Your instructions →
Each line that holds the string "chuyển" counts once; say how many such lines there are and add nothing.

[START OF Records]

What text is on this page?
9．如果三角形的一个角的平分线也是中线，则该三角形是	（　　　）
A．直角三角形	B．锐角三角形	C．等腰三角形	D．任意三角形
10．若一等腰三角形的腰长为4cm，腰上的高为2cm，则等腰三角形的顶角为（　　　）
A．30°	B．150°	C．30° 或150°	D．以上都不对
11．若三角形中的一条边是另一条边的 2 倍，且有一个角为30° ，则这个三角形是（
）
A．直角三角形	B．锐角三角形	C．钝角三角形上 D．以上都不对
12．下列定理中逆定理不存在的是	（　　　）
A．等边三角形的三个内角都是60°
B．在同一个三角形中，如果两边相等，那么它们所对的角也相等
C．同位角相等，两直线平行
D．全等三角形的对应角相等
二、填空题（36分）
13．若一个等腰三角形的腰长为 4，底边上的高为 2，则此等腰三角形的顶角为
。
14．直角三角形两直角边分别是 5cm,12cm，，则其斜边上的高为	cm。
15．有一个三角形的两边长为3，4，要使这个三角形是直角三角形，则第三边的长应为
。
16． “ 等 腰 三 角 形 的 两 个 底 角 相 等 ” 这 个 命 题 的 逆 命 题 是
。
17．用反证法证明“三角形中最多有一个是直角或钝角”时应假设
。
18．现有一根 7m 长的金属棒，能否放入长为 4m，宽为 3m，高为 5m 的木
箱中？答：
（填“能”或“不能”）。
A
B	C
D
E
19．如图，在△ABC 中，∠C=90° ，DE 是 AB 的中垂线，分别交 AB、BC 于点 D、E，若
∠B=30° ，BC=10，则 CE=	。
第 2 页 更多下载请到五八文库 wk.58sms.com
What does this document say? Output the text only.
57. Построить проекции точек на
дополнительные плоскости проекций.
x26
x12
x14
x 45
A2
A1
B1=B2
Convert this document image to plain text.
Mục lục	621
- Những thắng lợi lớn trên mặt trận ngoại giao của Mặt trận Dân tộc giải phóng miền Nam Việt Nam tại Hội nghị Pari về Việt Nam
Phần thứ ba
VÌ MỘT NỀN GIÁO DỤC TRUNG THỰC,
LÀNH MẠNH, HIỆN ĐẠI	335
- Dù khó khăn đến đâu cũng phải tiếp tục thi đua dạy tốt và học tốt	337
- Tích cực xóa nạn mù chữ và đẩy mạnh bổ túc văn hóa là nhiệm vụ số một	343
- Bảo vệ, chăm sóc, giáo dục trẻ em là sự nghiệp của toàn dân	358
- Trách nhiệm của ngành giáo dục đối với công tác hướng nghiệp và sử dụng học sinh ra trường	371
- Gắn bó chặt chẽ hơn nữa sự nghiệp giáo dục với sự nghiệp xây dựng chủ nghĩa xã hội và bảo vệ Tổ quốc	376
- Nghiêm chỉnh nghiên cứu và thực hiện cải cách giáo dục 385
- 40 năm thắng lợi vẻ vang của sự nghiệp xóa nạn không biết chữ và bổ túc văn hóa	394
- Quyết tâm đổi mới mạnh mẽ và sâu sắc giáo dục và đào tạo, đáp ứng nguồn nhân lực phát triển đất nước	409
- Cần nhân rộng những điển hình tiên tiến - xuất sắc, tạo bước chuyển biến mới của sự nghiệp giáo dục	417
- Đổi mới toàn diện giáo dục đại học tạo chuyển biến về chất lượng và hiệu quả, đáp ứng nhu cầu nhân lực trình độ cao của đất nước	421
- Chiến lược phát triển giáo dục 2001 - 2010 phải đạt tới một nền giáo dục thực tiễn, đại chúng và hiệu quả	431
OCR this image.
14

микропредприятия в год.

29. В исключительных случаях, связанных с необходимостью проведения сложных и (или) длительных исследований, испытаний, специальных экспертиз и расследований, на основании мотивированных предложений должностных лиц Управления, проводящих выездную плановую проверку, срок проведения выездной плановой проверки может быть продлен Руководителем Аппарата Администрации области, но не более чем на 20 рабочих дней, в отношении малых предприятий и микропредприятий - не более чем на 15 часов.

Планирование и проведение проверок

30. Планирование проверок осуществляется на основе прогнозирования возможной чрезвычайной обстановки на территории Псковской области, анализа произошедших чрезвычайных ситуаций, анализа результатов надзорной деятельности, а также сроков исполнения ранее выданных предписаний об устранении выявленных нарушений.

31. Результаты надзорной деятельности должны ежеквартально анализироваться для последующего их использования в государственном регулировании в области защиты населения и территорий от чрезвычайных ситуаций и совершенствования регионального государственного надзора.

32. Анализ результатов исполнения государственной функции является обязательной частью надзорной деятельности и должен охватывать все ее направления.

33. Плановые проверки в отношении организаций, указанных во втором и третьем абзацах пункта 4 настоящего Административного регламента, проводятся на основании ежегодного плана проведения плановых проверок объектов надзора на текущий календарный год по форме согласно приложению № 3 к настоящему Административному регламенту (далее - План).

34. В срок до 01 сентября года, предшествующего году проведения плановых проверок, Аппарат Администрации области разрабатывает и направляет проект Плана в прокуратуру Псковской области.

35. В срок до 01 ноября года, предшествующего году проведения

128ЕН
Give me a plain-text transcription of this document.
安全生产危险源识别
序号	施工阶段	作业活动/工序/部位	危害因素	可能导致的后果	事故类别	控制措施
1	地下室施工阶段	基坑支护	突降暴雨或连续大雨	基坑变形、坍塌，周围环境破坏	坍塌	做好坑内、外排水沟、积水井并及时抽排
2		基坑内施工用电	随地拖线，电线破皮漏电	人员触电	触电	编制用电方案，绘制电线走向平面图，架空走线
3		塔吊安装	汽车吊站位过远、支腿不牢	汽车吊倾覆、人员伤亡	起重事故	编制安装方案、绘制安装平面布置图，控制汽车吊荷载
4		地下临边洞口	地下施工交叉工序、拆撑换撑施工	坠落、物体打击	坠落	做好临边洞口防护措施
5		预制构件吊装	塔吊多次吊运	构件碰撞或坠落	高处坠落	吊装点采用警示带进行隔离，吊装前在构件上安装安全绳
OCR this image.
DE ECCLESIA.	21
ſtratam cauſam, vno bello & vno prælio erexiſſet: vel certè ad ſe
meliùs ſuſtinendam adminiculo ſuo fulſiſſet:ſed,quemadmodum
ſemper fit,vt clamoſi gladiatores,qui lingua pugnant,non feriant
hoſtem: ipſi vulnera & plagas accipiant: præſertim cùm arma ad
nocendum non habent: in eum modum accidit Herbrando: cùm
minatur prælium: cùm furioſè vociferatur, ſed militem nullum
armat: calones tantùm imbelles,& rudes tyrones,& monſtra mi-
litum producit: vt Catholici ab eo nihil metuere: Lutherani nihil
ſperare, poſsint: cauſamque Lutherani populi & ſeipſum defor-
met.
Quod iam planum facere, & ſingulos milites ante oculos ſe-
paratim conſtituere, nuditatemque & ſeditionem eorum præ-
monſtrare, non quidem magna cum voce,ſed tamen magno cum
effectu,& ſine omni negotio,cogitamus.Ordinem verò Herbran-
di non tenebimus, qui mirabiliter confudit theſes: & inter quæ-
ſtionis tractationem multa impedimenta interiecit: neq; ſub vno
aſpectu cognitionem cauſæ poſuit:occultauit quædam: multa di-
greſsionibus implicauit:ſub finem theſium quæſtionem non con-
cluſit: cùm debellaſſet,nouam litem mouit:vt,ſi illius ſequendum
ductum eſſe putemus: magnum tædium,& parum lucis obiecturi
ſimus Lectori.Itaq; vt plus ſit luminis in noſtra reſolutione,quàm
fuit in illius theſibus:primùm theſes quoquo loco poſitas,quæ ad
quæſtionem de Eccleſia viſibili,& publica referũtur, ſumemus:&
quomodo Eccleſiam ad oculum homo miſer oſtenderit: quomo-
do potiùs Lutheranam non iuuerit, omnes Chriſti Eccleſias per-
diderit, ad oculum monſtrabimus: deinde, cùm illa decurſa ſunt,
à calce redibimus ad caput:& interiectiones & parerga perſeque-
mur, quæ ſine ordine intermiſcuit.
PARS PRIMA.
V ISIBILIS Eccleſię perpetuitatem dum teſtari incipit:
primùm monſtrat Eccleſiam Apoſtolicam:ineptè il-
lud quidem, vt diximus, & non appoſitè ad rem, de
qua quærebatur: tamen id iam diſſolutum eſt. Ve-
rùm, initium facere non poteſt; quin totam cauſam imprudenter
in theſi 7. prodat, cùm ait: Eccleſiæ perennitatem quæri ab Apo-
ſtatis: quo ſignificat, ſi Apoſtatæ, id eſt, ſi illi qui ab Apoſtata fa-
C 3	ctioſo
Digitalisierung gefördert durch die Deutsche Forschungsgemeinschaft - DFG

[END OF Records]

Expected answer →
2